Requirement:
Pull every "rechter" line out of the data below.

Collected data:
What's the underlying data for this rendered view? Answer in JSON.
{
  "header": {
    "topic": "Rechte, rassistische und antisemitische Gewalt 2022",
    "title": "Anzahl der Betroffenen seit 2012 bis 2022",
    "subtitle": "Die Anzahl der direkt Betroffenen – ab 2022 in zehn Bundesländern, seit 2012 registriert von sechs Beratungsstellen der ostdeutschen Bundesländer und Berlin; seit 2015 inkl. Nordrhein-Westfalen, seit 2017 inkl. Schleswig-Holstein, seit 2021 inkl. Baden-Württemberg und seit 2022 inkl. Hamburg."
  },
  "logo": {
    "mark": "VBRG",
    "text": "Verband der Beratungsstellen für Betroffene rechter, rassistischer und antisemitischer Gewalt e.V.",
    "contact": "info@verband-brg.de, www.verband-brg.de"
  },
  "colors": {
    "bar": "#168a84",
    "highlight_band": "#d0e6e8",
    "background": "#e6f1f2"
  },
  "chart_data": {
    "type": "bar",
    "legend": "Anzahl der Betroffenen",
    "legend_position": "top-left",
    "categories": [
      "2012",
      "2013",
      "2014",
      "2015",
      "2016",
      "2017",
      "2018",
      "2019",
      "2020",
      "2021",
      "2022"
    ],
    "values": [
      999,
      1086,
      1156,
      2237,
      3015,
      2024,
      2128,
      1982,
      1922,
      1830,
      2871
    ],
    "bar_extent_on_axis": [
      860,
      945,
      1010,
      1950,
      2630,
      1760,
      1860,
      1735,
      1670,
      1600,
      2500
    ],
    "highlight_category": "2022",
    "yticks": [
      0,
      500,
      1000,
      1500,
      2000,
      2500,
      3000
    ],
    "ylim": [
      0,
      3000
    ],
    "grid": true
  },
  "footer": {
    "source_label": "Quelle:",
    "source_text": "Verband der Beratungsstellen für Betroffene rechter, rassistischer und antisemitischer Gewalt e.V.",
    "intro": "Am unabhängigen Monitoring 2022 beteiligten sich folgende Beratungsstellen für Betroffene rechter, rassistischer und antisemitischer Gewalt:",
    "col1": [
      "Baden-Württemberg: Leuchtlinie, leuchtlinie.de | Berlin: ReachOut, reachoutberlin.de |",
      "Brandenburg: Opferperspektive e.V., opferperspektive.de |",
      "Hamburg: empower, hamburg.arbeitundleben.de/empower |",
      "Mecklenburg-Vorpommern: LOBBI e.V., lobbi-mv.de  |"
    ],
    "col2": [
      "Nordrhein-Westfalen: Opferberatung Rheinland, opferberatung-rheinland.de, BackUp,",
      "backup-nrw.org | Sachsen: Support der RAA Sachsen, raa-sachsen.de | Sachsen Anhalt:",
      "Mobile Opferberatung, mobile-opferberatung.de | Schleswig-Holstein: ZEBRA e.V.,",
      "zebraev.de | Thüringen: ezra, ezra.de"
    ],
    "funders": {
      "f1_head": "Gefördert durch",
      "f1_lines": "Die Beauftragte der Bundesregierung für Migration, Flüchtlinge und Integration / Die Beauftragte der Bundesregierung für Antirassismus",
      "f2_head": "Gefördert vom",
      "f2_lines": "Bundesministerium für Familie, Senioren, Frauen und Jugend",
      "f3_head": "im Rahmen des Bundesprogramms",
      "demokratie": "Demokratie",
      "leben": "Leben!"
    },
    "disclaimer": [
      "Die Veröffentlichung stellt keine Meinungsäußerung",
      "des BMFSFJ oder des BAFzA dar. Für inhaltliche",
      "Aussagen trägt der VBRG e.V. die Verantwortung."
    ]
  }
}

Answer in full:
    "text": "Verband der Beratungsstellen für Betroffene rechter, rassistischer und antisemitischer Gewalt e.V.",
    "source_text": "Verband der Beratungsstellen für Betroffene rechter, rassistischer und antisemitischer Gewalt e.V.",
    "intro": "Am unabhängigen Monitoring 2022 beteiligten sich folgende Beratungsstellen für Betroffene rechter, rassistischer und antisemitischer Gewalt:",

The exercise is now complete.